Problem description: Which lines of the records contain "纸张尺寸"? Collect every one of them.

[Data records]

+++

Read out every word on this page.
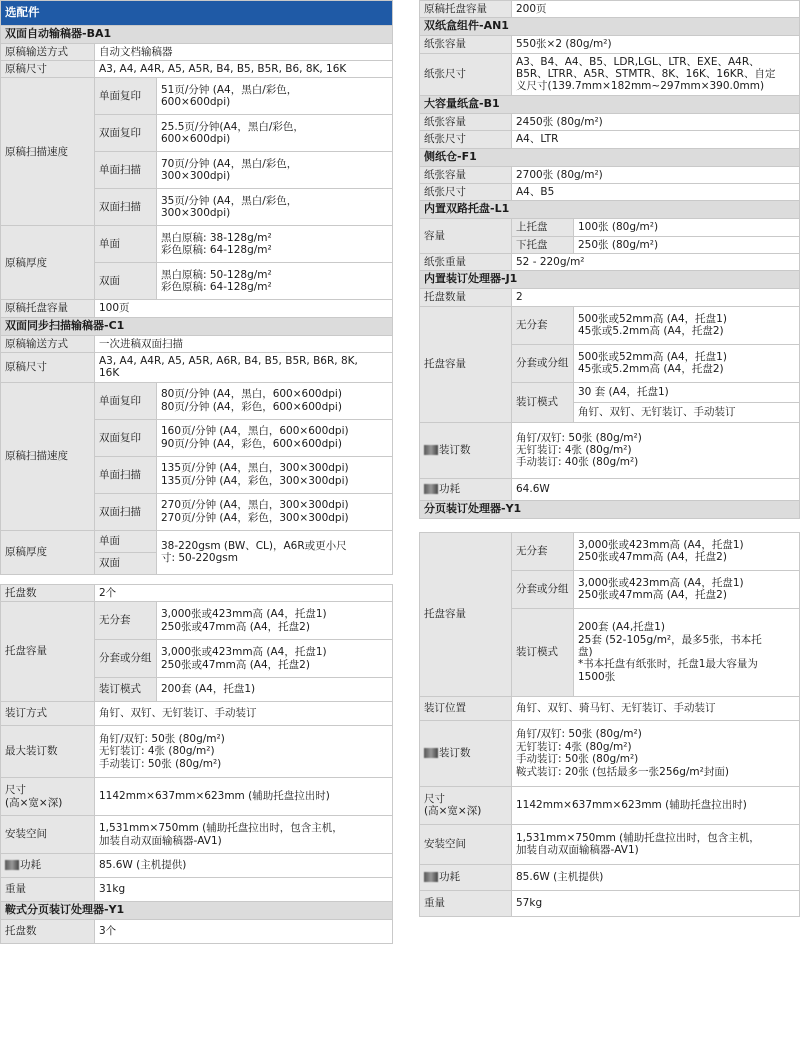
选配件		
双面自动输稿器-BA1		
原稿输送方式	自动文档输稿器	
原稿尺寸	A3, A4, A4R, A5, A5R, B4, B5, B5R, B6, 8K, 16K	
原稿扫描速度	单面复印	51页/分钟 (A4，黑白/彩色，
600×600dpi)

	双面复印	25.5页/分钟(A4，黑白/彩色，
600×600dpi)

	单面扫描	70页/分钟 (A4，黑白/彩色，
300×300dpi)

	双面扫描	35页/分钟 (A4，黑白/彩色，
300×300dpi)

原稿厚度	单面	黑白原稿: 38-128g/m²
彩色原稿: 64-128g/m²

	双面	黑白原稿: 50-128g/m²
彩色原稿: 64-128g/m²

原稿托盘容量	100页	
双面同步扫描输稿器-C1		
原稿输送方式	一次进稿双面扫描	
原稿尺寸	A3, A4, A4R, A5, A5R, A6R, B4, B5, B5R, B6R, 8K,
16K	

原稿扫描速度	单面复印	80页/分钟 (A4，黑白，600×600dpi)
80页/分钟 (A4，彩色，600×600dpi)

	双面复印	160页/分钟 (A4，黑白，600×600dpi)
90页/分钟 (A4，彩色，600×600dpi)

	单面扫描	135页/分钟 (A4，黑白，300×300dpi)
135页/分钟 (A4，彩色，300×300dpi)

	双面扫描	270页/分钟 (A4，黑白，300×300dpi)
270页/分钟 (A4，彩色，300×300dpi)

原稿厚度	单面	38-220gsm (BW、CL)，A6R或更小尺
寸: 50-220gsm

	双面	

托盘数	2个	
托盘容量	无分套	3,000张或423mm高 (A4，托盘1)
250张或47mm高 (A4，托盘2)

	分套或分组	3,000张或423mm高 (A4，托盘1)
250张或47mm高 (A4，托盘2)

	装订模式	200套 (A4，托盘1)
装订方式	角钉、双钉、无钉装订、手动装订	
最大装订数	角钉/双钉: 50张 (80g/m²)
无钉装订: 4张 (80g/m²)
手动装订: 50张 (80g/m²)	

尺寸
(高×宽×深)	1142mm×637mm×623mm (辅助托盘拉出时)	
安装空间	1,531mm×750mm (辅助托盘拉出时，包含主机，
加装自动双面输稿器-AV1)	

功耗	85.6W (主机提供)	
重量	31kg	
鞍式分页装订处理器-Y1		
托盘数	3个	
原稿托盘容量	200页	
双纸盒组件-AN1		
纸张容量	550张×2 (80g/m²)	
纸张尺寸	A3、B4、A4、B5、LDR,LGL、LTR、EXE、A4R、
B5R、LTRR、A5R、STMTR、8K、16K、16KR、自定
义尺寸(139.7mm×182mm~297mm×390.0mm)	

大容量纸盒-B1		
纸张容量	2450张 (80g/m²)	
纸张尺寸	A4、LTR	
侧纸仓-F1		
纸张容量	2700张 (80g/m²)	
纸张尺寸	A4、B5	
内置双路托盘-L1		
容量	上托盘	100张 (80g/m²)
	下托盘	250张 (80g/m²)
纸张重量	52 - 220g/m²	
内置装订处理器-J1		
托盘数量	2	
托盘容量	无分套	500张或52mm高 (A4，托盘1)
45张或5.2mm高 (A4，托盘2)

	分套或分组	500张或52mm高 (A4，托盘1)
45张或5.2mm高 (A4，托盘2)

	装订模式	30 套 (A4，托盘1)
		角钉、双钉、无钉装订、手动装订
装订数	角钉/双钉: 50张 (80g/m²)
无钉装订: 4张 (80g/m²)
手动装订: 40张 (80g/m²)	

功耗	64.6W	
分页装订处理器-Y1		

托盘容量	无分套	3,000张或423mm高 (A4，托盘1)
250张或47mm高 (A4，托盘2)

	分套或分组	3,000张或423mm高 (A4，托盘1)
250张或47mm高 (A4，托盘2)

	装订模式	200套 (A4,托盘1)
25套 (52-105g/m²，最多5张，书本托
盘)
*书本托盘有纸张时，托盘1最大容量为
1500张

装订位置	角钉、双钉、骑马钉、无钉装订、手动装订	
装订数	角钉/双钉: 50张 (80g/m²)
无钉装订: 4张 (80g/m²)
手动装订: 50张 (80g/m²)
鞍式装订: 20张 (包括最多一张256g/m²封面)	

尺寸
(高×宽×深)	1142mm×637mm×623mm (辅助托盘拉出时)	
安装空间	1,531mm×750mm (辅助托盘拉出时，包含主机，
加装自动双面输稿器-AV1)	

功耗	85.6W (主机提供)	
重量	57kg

+++

Reply:
纸张尺寸	A3、B4、A4、B5、LDR,LGL、LTR、EXE、A4R、
纸张尺寸	A4、LTR	
纸张尺寸	A4、B5	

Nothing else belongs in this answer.